**Input rows**
▬▬▬▬▬▬▬▬▬▬

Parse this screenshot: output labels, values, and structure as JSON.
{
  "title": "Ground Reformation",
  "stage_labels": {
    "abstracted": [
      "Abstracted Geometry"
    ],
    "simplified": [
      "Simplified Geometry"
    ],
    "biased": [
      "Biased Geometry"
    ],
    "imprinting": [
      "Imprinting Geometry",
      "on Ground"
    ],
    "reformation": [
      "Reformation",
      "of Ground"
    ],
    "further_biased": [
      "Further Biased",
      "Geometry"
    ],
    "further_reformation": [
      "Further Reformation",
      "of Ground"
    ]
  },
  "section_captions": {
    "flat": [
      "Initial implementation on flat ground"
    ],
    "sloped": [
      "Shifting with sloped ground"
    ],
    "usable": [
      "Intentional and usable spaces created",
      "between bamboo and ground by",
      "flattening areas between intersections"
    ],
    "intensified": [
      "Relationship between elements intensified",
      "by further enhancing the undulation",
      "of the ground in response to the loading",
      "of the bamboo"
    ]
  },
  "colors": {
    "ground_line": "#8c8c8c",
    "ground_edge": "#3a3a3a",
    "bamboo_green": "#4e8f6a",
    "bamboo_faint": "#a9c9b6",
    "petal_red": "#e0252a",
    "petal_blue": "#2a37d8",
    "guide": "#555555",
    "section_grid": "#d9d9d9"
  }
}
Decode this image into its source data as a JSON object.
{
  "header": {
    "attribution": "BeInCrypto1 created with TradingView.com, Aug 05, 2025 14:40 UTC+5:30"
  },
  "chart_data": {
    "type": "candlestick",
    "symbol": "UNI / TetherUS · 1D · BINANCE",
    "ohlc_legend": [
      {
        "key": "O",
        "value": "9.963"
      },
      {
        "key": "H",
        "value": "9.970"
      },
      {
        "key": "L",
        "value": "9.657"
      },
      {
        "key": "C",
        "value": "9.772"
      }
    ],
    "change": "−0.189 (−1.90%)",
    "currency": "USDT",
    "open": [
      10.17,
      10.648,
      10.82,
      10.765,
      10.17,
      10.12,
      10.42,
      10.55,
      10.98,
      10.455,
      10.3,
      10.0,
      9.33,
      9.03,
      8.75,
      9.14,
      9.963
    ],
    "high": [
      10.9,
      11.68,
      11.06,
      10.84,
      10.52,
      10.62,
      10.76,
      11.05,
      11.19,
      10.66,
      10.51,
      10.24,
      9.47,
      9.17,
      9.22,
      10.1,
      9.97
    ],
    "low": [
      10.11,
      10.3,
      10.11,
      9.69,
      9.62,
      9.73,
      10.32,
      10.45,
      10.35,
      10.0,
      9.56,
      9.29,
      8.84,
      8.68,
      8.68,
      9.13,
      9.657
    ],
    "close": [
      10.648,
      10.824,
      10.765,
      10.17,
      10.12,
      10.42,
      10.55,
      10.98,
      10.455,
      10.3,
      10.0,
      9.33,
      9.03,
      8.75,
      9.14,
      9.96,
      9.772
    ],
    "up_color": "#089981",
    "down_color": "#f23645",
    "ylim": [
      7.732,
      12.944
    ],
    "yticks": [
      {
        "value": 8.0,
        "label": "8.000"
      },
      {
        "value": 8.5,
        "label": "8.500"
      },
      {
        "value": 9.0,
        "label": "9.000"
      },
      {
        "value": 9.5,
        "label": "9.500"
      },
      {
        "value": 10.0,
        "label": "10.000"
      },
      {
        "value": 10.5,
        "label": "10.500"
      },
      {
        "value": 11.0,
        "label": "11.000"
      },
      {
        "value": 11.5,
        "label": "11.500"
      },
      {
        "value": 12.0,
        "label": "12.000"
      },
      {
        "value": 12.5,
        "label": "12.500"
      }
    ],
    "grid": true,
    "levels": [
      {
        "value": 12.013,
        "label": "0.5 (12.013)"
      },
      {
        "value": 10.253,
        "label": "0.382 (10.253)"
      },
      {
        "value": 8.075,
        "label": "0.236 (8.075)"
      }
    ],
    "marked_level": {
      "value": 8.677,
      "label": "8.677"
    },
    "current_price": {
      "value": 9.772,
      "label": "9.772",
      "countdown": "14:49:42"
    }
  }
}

▬▬▬▬▬▬▬▬▬▬

**Do this**
Gather, from the listing above, every line carrying the word "Geometry".

**Solution for this task**
      "Abstracted Geometry"
      "Simplified Geometry"
      "Biased Geometry"
      "Imprinting Geometry",
      "Geometry"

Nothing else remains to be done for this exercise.